━━━━━ Information given
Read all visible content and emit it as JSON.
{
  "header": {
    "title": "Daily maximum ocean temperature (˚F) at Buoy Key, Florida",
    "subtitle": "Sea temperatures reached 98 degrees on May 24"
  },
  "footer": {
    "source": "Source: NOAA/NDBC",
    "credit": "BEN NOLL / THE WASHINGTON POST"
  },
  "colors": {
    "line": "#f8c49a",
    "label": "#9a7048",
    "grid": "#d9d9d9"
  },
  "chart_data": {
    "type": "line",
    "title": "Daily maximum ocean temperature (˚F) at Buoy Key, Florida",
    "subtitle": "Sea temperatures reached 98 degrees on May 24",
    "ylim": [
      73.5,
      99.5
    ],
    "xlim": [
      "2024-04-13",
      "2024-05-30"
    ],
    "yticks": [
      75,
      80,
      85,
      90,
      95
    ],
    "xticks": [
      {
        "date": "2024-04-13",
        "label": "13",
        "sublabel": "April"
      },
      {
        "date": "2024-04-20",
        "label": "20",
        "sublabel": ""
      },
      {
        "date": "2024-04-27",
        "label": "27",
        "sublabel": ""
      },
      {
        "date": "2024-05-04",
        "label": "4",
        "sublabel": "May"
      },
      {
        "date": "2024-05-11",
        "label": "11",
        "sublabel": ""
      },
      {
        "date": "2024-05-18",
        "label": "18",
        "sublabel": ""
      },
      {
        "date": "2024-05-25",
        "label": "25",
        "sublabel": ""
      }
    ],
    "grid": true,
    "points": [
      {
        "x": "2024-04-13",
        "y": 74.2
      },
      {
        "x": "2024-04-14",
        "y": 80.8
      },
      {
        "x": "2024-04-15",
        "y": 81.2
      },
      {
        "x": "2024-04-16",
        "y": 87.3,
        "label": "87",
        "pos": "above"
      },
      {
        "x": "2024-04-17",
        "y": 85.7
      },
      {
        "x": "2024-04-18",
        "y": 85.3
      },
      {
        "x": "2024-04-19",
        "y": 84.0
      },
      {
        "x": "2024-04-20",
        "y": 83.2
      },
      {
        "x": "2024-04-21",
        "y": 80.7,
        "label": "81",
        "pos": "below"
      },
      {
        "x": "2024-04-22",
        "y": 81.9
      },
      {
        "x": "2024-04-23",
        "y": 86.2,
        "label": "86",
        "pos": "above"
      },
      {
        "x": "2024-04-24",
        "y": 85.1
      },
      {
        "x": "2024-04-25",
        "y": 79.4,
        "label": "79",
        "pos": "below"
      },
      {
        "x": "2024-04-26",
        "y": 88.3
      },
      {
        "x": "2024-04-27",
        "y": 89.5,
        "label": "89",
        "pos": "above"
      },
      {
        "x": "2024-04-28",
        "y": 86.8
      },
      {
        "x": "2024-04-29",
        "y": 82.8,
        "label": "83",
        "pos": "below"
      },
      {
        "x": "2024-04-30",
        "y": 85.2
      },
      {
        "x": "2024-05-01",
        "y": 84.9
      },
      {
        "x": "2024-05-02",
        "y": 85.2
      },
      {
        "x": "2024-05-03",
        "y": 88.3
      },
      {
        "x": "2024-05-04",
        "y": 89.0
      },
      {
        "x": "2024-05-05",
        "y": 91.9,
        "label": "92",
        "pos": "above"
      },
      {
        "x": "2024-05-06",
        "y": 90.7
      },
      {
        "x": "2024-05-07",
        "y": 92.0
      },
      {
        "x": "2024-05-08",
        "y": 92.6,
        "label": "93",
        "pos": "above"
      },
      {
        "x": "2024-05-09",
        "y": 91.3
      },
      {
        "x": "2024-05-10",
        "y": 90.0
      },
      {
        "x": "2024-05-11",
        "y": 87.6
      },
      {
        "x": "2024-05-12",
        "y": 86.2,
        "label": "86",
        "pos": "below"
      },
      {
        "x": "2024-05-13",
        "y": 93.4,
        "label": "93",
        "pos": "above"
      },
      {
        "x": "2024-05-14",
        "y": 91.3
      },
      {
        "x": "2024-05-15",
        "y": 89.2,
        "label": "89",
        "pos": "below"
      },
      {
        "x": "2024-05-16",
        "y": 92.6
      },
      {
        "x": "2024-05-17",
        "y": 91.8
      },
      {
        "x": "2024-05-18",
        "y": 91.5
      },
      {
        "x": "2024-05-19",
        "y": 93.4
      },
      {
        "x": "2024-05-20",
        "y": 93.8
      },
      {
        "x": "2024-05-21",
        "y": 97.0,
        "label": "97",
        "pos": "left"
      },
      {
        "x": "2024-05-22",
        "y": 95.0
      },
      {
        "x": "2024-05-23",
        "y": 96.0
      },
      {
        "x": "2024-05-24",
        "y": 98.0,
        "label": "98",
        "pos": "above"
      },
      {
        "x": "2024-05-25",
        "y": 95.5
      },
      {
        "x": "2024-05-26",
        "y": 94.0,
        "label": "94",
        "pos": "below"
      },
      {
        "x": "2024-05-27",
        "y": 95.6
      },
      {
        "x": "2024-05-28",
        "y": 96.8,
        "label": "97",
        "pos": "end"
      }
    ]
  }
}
━━━━━━━━━━
== Exercise instructions ==
Find every line containing the word "reached", then give the total and nothing more.

== Answer to this problem ==
2